:: Provided information ::
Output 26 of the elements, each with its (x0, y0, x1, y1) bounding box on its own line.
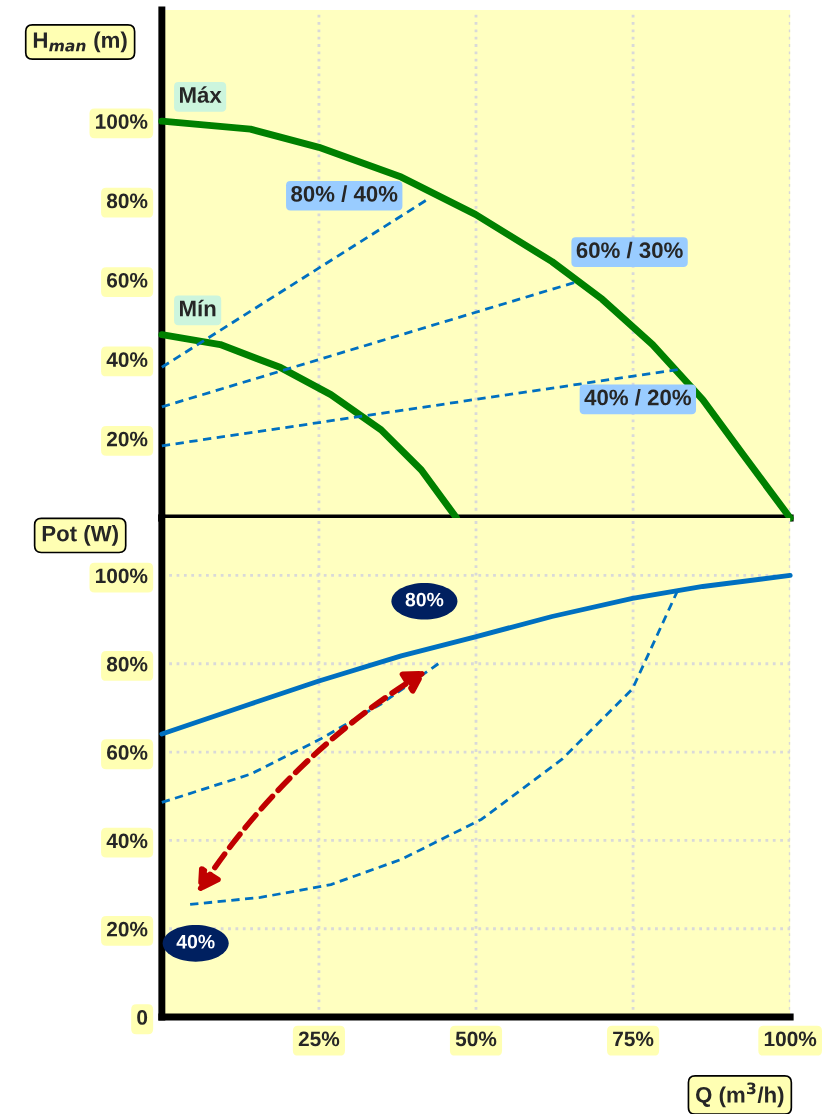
annotation: 40% (176, 934, 215, 949)
y-tick-label: 20% (106, 921, 148, 937)
y-tick-label: 0 (137, 1010, 148, 1025)
line-series (160, 662, 440, 804)
y-tick-label: 20% (106, 431, 148, 447)
y-tick-label: 60% (107, 745, 148, 760)
series-label: 80% / 40% (291, 185, 398, 202)
y-tick-label: 60% (107, 272, 148, 288)
annotation: 80% (405, 592, 444, 607)
series-label: 60% / 30% (576, 241, 683, 259)
y-axis-title: Pot (W) (42, 525, 118, 546)
y-tick-label: 40% (106, 833, 148, 849)
y-tick-label: 40% (106, 352, 148, 368)
x-tick-label: 50% (455, 1031, 497, 1047)
series-label: 40% / 20% (584, 389, 691, 406)
x-axis-title: Q (m$^{3}$/h) (696, 1082, 784, 1108)
y-tick-label: 80% (106, 656, 148, 672)
y-tick-label: 100% (95, 114, 148, 129)
x-tick-label: 100% (764, 1031, 817, 1047)
series-label: Mín (180, 299, 216, 317)
y-axis-title: H$_{man}$ (m) (33, 31, 127, 53)
y-tick-label: 80% (106, 193, 148, 209)
x-tick-label: 75% (613, 1031, 654, 1047)
y-tick-label: 100% (95, 568, 148, 584)
x-tick-label: 25% (298, 1031, 340, 1047)
series-label: Máx (180, 86, 222, 103)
:::
▶ Problem statement: Print every line of the records above exactly as they appear, leaving out the pictures.

▶ Full answer:
Output 26 of the elements, each with its (x0, y0, x1, y1) bounding box on its own line.
annotation: 40% (176, 934, 215, 949)
y-tick-label: 20% (106, 921, 148, 937)
y-tick-label: 0 (137, 1010, 148, 1025)
line-series (160, 662, 440, 804)
y-tick-label: 20% (106, 431, 148, 447)
y-tick-label: 60% (107, 745, 148, 760)
series-label: 80% / 40% (291, 185, 398, 202)
y-tick-label: 60% (107, 272, 148, 288)
annotation: 80% (405, 592, 444, 607)
series-label: 60% / 30% (576, 241, 683, 259)
y-axis-title: Pot (W) (42, 525, 118, 546)
y-tick-label: 40% (106, 833, 148, 849)
y-tick-label: 40% (106, 352, 148, 368)
x-tick-label: 50% (455, 1031, 497, 1047)
series-label: 40% / 20% (584, 389, 691, 406)
x-axis-title: Q (m$^{3}$/h) (696, 1082, 784, 1108)
y-tick-label: 80% (106, 656, 148, 672)
y-tick-label: 100% (95, 114, 148, 129)
x-tick-label: 100% (764, 1031, 817, 1047)
series-label: Mín (180, 299, 216, 317)
y-axis-title: H$_{man}$ (m) (33, 31, 127, 53)
y-tick-label: 80% (106, 193, 148, 209)
x-tick-label: 75% (613, 1031, 654, 1047)
y-tick-label: 100% (95, 568, 148, 584)
x-tick-label: 25% (298, 1031, 340, 1047)
series-label: Máx (180, 86, 222, 103)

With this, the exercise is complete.